▶ Exercise goal
Using the material below, copy every line where "mini" appears.

*** Data supplied ***

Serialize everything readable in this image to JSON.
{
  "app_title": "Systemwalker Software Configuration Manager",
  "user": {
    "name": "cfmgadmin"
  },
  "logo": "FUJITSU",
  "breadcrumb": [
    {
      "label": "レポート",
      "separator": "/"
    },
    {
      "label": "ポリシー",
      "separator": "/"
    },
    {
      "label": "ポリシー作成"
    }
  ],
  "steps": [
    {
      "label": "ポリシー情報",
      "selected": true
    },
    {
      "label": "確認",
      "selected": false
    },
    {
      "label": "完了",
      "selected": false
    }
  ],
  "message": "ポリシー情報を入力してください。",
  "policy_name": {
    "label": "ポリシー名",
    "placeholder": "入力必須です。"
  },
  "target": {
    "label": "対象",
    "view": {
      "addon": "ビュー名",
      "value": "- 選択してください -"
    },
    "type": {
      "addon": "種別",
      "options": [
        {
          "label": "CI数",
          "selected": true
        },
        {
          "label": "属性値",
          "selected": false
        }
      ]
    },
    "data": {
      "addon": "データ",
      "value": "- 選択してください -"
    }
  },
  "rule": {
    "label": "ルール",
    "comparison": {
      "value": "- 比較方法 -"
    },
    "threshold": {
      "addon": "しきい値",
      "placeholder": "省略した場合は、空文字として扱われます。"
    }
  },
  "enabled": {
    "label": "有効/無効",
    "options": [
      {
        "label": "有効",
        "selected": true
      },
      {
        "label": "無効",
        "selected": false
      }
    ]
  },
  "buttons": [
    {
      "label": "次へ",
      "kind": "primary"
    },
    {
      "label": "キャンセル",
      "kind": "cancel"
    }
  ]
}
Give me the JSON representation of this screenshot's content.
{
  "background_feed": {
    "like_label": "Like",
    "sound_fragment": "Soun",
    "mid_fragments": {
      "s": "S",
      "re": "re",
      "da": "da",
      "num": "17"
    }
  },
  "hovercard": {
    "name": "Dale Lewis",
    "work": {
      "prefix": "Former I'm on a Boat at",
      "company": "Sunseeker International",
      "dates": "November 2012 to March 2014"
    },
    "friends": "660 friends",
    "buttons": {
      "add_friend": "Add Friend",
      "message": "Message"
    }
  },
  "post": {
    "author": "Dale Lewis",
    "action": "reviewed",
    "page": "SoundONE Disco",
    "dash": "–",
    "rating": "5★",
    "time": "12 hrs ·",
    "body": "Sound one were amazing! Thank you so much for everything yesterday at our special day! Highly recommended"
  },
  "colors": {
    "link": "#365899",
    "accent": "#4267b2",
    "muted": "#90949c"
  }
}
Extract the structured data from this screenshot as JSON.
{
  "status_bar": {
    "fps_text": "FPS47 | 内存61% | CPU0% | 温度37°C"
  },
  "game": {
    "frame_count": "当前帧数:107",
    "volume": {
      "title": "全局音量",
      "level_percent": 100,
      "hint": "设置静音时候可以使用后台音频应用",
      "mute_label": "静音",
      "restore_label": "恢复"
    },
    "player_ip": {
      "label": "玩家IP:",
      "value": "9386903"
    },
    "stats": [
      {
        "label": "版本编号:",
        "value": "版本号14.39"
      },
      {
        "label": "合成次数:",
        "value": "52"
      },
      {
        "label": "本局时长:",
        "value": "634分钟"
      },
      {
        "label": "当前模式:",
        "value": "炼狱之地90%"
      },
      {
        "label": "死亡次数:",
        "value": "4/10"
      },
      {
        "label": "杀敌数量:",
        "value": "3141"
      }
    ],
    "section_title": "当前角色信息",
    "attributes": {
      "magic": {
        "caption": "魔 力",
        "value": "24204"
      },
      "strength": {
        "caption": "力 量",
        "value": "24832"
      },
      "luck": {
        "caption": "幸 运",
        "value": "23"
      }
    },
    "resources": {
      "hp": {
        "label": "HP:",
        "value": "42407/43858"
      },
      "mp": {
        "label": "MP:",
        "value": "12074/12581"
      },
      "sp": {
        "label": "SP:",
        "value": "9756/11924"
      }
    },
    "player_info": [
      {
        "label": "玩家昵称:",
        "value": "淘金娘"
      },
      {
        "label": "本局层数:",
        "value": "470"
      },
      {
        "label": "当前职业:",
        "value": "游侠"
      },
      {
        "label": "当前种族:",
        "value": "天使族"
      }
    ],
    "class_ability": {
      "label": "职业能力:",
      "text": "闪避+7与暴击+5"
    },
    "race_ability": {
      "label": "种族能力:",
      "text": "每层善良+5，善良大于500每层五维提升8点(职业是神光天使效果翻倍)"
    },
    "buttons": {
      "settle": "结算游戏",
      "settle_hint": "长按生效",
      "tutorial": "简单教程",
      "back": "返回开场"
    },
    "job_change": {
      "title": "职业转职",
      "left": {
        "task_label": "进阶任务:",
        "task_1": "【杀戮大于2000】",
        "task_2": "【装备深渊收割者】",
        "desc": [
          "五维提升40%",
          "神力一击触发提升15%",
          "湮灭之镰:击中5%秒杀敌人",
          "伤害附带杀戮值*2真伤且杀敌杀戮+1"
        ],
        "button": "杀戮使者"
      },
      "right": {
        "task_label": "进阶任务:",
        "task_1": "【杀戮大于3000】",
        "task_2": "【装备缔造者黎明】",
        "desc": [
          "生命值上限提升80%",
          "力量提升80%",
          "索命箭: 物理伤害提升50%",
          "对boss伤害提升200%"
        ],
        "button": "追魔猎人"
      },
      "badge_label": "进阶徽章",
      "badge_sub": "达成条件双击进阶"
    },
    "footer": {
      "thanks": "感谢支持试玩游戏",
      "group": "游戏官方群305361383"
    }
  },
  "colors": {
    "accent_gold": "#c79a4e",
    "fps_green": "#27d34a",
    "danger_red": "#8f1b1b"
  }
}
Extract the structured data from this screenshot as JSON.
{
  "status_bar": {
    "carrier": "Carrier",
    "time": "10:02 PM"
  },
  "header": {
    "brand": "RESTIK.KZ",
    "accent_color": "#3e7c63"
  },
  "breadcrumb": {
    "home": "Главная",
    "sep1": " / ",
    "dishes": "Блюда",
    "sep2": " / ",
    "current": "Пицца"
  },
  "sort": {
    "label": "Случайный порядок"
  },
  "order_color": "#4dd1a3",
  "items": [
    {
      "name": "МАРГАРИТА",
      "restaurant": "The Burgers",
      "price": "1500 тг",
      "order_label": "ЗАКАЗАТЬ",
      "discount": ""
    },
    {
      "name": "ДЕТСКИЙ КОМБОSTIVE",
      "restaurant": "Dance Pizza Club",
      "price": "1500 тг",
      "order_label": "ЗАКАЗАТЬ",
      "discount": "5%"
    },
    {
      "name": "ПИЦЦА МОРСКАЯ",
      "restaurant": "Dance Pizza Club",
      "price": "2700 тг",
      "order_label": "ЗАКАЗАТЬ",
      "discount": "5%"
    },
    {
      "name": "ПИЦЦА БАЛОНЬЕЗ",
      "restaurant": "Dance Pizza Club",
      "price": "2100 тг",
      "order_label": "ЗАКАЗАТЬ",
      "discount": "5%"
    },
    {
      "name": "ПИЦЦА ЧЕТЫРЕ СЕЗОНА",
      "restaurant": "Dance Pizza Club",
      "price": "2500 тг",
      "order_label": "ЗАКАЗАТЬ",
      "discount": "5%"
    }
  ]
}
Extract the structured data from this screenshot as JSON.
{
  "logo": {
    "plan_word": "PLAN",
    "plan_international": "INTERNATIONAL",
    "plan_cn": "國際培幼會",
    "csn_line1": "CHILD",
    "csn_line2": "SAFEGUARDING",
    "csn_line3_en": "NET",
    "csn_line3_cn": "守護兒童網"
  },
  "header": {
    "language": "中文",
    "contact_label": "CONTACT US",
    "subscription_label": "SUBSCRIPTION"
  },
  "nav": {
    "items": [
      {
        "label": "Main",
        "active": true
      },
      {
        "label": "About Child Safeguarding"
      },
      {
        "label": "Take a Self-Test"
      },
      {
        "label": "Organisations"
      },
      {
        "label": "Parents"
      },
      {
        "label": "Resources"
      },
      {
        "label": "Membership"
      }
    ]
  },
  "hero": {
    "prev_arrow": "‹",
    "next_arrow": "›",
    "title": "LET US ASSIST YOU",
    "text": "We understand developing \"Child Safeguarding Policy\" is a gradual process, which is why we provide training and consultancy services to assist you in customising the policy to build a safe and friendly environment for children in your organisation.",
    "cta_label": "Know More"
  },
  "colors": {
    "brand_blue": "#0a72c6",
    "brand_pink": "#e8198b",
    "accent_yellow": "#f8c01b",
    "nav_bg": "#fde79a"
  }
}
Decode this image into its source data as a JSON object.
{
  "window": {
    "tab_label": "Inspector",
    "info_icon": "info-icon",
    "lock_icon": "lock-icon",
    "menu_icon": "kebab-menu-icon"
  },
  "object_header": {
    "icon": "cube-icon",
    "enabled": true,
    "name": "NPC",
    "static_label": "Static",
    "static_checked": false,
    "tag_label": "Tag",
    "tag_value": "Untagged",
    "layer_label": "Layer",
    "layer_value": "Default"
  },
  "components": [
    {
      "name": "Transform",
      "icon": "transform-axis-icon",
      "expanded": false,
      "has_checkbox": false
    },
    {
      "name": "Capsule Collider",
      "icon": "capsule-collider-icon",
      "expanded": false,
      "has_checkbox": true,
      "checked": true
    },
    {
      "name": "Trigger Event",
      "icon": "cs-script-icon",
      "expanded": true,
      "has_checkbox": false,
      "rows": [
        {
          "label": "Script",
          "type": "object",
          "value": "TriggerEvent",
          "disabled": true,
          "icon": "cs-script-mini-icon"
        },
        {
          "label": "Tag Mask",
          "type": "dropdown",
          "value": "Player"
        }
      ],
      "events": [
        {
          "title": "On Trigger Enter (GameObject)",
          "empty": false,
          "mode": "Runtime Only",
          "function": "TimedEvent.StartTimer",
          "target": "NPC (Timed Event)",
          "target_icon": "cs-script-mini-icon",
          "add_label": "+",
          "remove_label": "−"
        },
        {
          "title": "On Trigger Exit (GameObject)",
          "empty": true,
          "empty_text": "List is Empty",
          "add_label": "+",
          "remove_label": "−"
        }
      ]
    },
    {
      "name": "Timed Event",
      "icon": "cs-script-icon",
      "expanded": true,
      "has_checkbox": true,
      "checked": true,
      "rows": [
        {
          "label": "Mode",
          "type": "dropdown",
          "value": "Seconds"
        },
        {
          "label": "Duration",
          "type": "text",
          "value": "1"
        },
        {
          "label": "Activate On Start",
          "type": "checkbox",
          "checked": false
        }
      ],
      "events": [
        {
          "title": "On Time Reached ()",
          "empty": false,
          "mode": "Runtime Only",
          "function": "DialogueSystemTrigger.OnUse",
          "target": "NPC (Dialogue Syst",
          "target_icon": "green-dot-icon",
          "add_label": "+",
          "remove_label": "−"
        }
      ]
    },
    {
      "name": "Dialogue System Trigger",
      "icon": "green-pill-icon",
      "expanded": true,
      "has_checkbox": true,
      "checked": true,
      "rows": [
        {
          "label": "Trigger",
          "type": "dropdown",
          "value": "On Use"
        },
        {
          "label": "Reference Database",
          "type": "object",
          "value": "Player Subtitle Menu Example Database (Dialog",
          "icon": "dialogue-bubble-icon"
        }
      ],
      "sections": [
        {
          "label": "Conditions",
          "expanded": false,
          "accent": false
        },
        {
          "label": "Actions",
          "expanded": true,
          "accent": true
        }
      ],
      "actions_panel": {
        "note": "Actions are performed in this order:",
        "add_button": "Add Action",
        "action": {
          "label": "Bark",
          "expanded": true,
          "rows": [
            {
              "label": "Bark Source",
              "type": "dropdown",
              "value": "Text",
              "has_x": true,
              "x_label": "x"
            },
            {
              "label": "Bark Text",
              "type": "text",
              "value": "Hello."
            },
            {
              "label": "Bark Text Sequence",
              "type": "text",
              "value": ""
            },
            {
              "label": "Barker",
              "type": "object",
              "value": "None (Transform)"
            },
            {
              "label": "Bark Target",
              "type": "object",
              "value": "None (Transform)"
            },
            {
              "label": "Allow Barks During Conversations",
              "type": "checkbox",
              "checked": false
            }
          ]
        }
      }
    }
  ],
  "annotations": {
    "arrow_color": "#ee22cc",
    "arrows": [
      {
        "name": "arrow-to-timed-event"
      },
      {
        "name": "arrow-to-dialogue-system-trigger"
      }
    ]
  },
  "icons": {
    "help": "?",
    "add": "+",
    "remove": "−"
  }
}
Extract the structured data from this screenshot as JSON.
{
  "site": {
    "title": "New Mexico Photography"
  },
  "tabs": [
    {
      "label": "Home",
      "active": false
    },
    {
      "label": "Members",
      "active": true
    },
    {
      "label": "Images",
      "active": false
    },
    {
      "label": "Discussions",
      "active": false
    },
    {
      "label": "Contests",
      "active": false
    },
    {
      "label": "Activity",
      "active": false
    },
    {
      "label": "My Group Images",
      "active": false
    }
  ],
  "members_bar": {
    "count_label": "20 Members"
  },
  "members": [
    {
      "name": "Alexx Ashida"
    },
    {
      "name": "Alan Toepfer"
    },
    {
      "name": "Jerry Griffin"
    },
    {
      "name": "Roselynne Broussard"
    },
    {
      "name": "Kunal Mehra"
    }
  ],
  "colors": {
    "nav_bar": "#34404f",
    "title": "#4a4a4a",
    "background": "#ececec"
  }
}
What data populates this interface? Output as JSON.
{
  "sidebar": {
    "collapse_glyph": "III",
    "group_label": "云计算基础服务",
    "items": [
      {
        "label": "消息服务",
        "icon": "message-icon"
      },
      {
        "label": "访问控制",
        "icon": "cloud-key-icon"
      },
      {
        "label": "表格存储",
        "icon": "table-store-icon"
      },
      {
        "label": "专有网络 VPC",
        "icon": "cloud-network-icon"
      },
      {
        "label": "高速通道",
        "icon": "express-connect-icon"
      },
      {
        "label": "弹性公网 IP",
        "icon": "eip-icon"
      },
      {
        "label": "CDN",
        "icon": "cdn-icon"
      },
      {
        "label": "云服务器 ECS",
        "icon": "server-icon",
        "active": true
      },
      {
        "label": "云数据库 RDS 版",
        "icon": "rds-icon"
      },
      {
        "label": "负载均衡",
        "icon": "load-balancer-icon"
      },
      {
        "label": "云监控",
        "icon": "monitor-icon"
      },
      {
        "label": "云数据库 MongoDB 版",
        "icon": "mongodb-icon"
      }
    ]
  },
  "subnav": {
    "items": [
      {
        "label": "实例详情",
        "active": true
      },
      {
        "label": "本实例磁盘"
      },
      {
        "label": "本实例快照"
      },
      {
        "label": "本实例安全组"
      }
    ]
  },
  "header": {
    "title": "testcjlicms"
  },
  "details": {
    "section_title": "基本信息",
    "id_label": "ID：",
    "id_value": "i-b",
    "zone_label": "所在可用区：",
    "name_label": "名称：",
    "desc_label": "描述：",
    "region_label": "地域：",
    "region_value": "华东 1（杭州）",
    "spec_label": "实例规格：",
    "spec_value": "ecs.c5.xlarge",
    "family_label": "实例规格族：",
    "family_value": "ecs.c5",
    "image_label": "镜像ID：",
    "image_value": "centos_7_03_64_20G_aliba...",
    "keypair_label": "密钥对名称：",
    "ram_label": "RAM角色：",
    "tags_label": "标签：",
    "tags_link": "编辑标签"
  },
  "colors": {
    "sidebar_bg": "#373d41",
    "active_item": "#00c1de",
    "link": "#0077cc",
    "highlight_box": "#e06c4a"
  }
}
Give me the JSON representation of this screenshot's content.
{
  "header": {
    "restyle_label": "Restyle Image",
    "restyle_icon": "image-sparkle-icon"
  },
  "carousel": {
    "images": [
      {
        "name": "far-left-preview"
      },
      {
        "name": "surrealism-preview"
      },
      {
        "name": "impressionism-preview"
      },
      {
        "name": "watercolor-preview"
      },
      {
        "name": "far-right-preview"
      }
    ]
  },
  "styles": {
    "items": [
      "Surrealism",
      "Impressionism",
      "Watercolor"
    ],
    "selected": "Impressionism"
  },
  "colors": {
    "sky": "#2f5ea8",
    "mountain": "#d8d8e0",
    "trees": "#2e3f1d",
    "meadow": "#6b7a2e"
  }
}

***

▶ Exercise answer
          "icon": "cs-script-mini-icon"
          "target_icon": "cs-script-mini-icon",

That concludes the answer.